═══ Data records

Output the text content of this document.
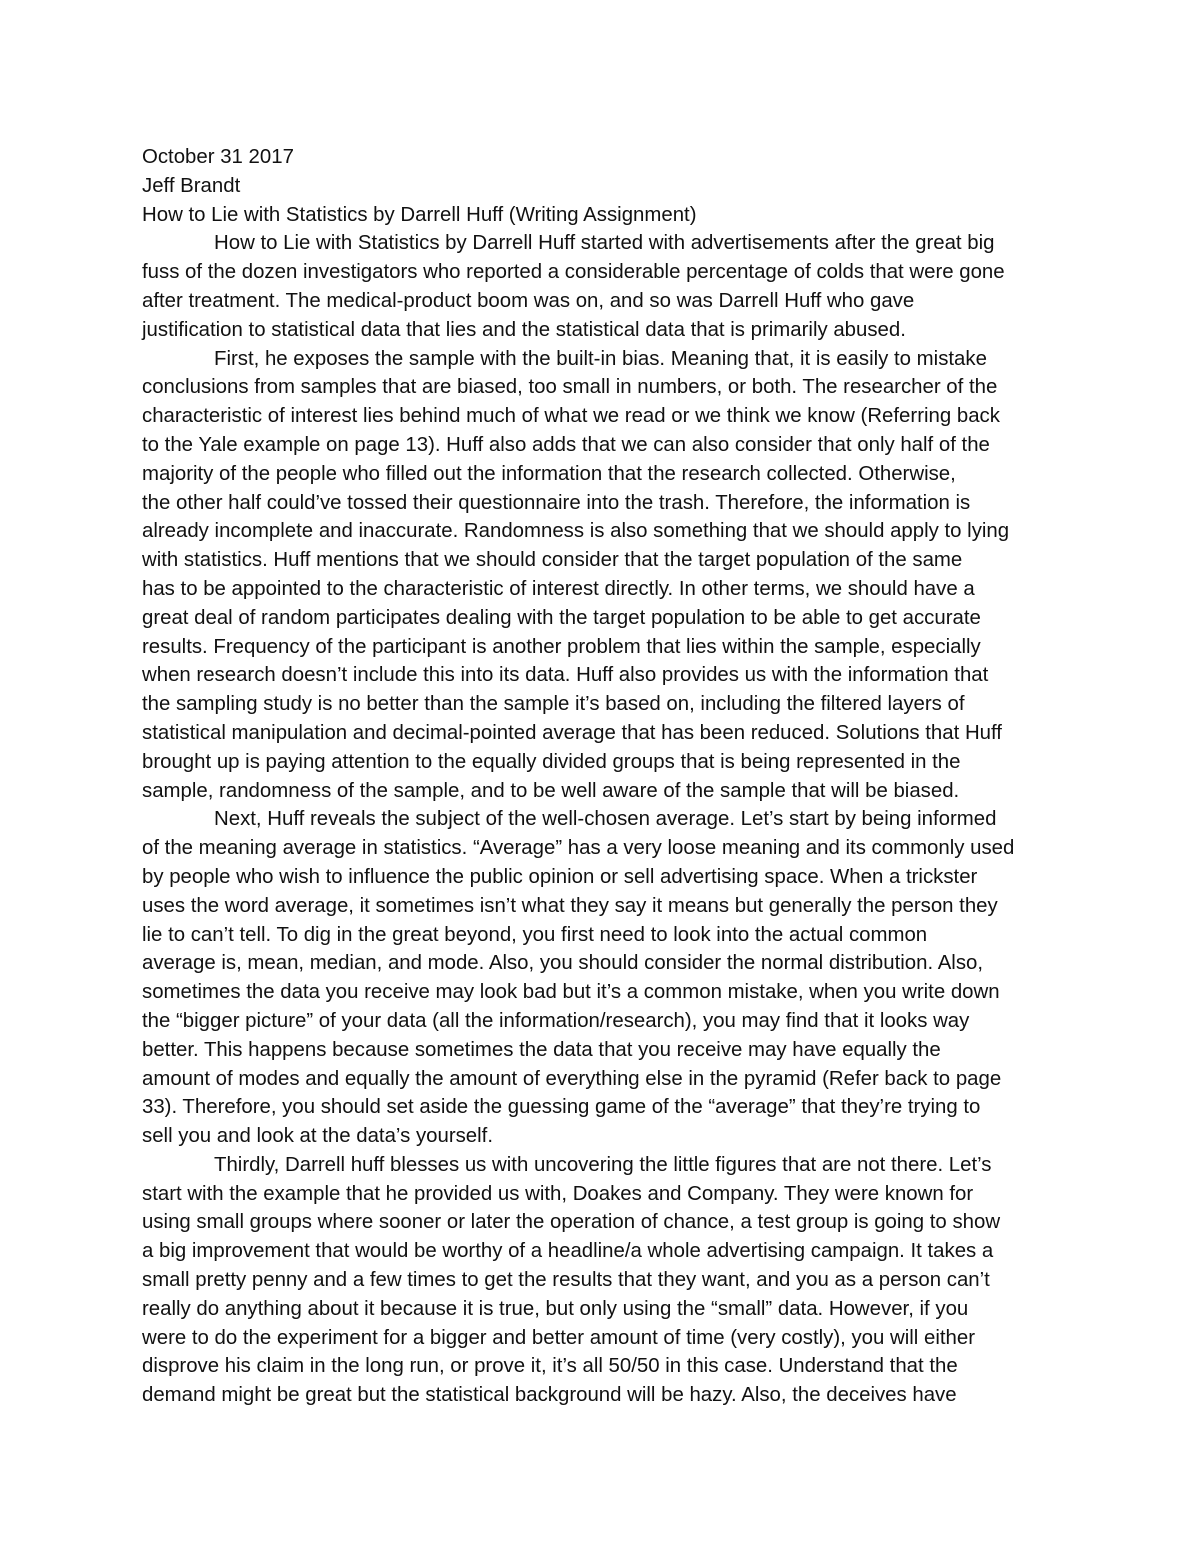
October 31 2017
Jeff Brandt
How to Lie with Statistics by Darrell Huff (Writing Assignment)
How to Lie with Statistics by Darrell Huff started with advertisements after the great big
fuss of the dozen investigators who reported a considerable percentage of colds that were gone
after treatment. The medical-product boom was on, and so was Darrell Huff who gave
justification to statistical data that lies and the statistical data that is primarily abused.
First, he exposes the sample with the built-in bias. Meaning that, it is easily to mistake
conclusions from samples that are biased, too small in numbers, or both. The researcher of the
characteristic of interest lies behind much of what we read or we think we know (Referring back
to the Yale example on page 13). Huff also adds that we can also consider that only half of the
majority of the people who filled out the information that the research collected. Otherwise,
the other half could’ve tossed their questionnaire into the trash. Therefore, the information is
already incomplete and inaccurate. Randomness is also something that we should apply to lying
with statistics. Huff mentions that we should consider that the target population of the same
has to be appointed to the characteristic of interest directly. In other terms, we should have a
great deal of random participates dealing with the target population to be able to get accurate
results. Frequency of the participant is another problem that lies within the sample, especially
when research doesn’t include this into its data. Huff also provides us with the information that
the sampling study is no better than the sample it’s based on, including the filtered layers of
statistical manipulation and decimal-pointed average that has been reduced. Solutions that Huff
brought up is paying attention to the equally divided groups that is being represented in the
sample, randomness of the sample, and to be well aware of the sample that will be biased.
Next, Huff reveals the subject of the well-chosen average. Let’s start by being informed
of the meaning average in statistics. “Average” has a very loose meaning and its commonly used
by people who wish to influence the public opinion or sell advertising space. When a trickster
uses the word average, it sometimes isn’t what they say it means but generally the person they
lie to can’t tell. To dig in the great beyond, you first need to look into the actual common
average is, mean, median, and mode. Also, you should consider the normal distribution. Also,
sometimes the data you receive may look bad but it’s a common mistake, when you write down
the “bigger picture” of your data (all the information/research), you may find that it looks way
better. This happens because sometimes the data that you receive may have equally the
amount of modes and equally the amount of everything else in the pyramid (Refer back to page
33). Therefore, you should set aside the guessing game of the “average” that they’re trying to
sell you and look at the data’s yourself.
Thirdly, Darrell huff blesses us with uncovering the little figures that are not there. Let’s
start with the example that he provided us with, Doakes and Company. They were known for
using small groups where sooner or later the operation of chance, a test group is going to show
a big improvement that would be worthy of a headline/a whole advertising campaign. It takes a
small pretty penny and a few times to get the results that they want, and you as a person can’t
really do anything about it because it is true, but only using the “small” data. However, if you
were to do the experiment for a bigger and better amount of time (very costly), you will either
disprove his claim in the long run, or prove it, it’s all 50/50 in this case. Understand that the
demand might be great but the statistical background will be hazy. Also, the deceives have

══════

* [What the task requires]:
Retype all the records shown above, character for character. Omit every picture.

* [Task answer]:
Output the text content of this document.
October 31 2017
Jeff Brandt
How to Lie with Statistics by Darrell Huff (Writing Assignment)
How to Lie with Statistics by Darrell Huff started with advertisements after the great big
fuss of the dozen investigators who reported a considerable percentage of colds that were gone
after treatment. The medical-product boom was on, and so was Darrell Huff who gave
justification to statistical data that lies and the statistical data that is primarily abused.
First, he exposes the sample with the built-in bias. Meaning that, it is easily to mistake
conclusions from samples that are biased, too small in numbers, or both. The researcher of the
characteristic of interest lies behind much of what we read or we think we know (Referring back
to the Yale example on page 13). Huff also adds that we can also consider that only half of the
majority of the people who filled out the information that the research collected. Otherwise,
the other half could’ve tossed their questionnaire into the trash. Therefore, the information is
already incomplete and inaccurate. Randomness is also something that we should apply to lying
with statistics. Huff mentions that we should consider that the target population of the same
has to be appointed to the characteristic of interest directly. In other terms, we should have a
great deal of random participates dealing with the target population to be able to get accurate
results. Frequency of the participant is another problem that lies within the sample, especially
when research doesn’t include this into its data. Huff also provides us with the information that
the sampling study is no better than the sample it’s based on, including the filtered layers of
statistical manipulation and decimal-pointed average that has been reduced. Solutions that Huff
brought up is paying attention to the equally divided groups that is being represented in the
sample, randomness of the sample, and to be well aware of the sample that will be biased.
Next, Huff reveals the subject of the well-chosen average. Let’s start by being informed
of the meaning average in statistics. “Average” has a very loose meaning and its commonly used
by people who wish to influence the public opinion or sell advertising space. When a trickster
uses the word average, it sometimes isn’t what they say it means but generally the person they
lie to can’t tell. To dig in the great beyond, you first need to look into the actual common
average is, mean, median, and mode. Also, you should consider the normal distribution. Also,
sometimes the data you receive may look bad but it’s a common mistake, when you write down
the “bigger picture” of your data (all the information/research), you may find that it looks way
better. This happens because sometimes the data that you receive may have equally the
amount of modes and equally the amount of everything else in the pyramid (Refer back to page
33). Therefore, you should set aside the guessing game of the “average” that they’re trying to
sell you and look at the data’s yourself.
Thirdly, Darrell huff blesses us with uncovering the little figures that are not there. Let’s
start with the example that he provided us with, Doakes and Company. They were known for
using small groups where sooner or later the operation of chance, a test group is going to show
a big improvement that would be worthy of a headline/a whole advertising campaign. It takes a
small pretty penny and a few times to get the results that they want, and you as a person can’t
really do anything about it because it is true, but only using the “small” data. However, if you
were to do the experiment for a bigger and better amount of time (very costly), you will either
disprove his claim in the long run, or prove it, it’s all 50/50 in this case. Understand that the
demand might be great but the statistical background will be hazy. Also, the deceives have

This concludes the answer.